--- DATASET ROWS ---
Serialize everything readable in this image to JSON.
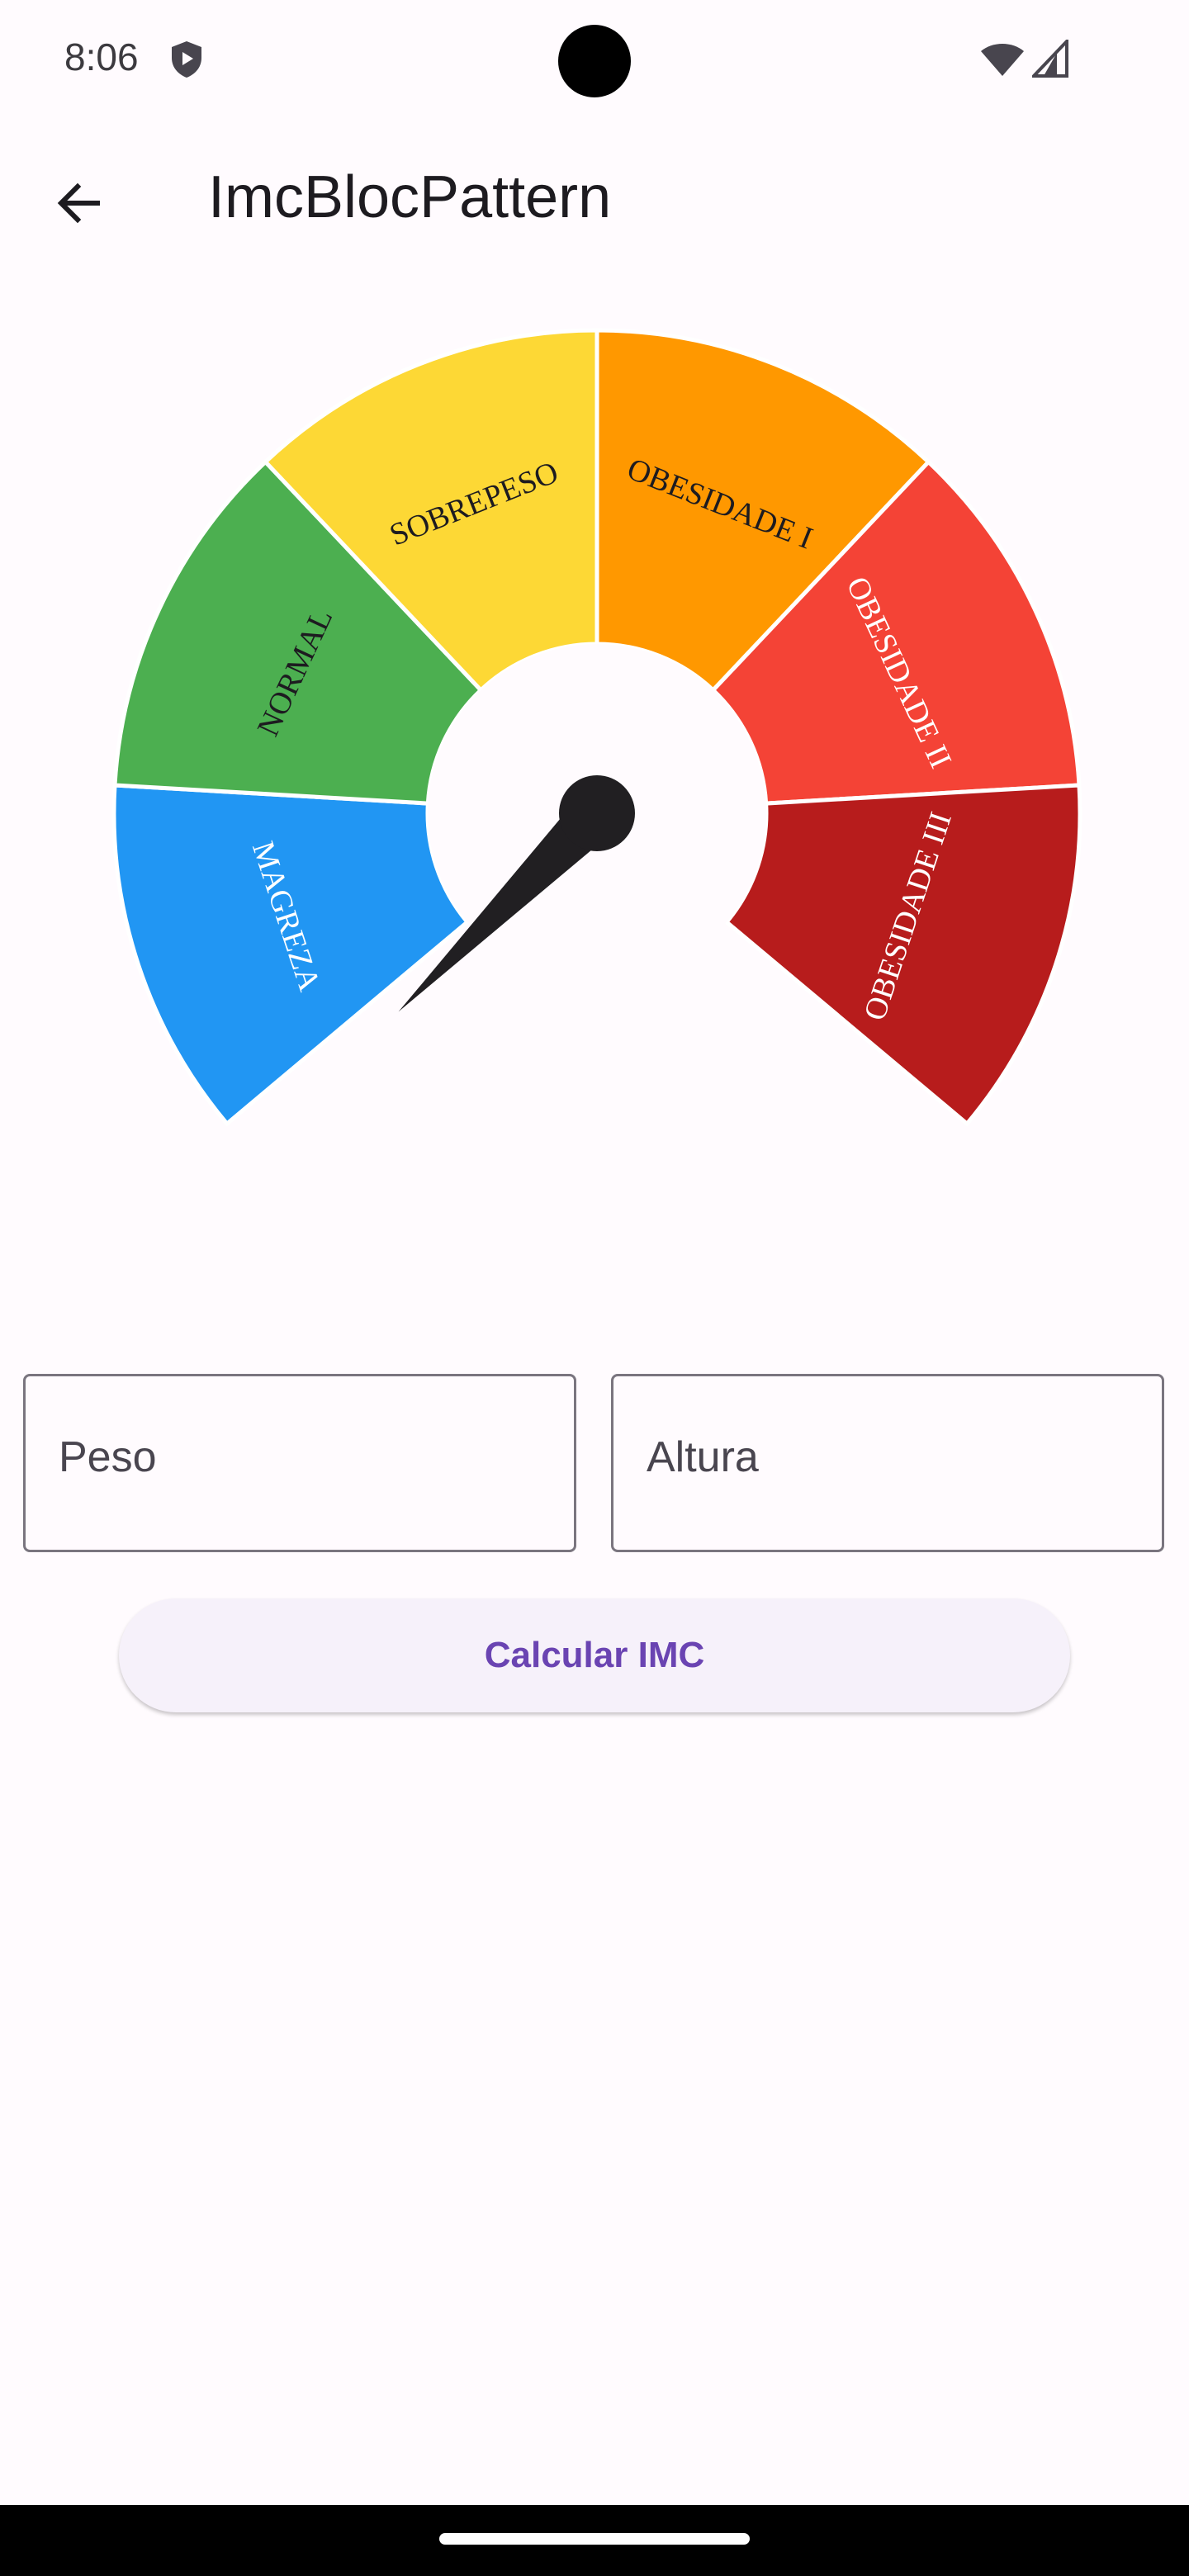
{
  "status_bar": {
    "time": "8:06",
    "icons": [
      "shield-icon",
      "wifi-icon",
      "signal-icon"
    ]
  },
  "app_bar": {
    "back_icon": "arrow-back-icon",
    "title": "ImcBlocPattern"
  },
  "gauge": {
    "segments": [
      {
        "label": "MAGREZA",
        "color": "#2196f3",
        "text_color": "#ffffff"
      },
      {
        "label": "NORMAL",
        "color": "#4caf50",
        "text_color": "#1d1b20"
      },
      {
        "label": "SOBREPESO",
        "color": "#fdd835",
        "text_color": "#1d1b20"
      },
      {
        "label": "OBESIDADE I",
        "color": "#ff9800",
        "text_color": "#1d1b20"
      },
      {
        "label": "OBESIDADE II",
        "color": "#f44336",
        "text_color": "#ffffff"
      },
      {
        "label": "OBESIDADE III",
        "color": "#b71c1c",
        "text_color": "#ffffff"
      }
    ],
    "needle_color": "#211f22"
  },
  "form": {
    "peso_label": "Peso",
    "altura_label": "Altura",
    "calculate_label": "Calcular IMC"
  },
  "colors": {
    "background": "#fffbfe",
    "primary": "#6a44b2"
  }
}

--- REQUIRED TASK ---
Images in the data above are to be skipped. Retype all other material exactly.

--- ANSWER IN FULL ---
Serialize everything readable in this image to JSON.
{
  "status_bar": {
    "time": "8:06",
    "icons": [
      "shield-icon",
      "wifi-icon",
      "signal-icon"
    ]
  },
  "app_bar": {
    "back_icon": "arrow-back-icon",
    "title": "ImcBlocPattern"
  },
  "gauge": {
    "segments": [
      {
        "label": "MAGREZA",
        "color": "#2196f3",
        "text_color": "#ffffff"
      },
      {
        "label": "NORMAL",
        "color": "#4caf50",
        "text_color": "#1d1b20"
      },
      {
        "label": "SOBREPESO",
        "color": "#fdd835",
        "text_color": "#1d1b20"
      },
      {
        "label": "OBESIDADE I",
        "color": "#ff9800",
        "text_color": "#1d1b20"
      },
      {
        "label": "OBESIDADE II",
        "color": "#f44336",
        "text_color": "#ffffff"
      },
      {
        "label": "OBESIDADE III",
        "color": "#b71c1c",
        "text_color": "#ffffff"
      }
    ],
    "needle_color": "#211f22"
  },
  "form": {
    "peso_label": "Peso",
    "altura_label": "Altura",
    "calculate_label": "Calcular IMC"
  },
  "colors": {
    "background": "#fffbfe",
    "primary": "#6a44b2"
  }
}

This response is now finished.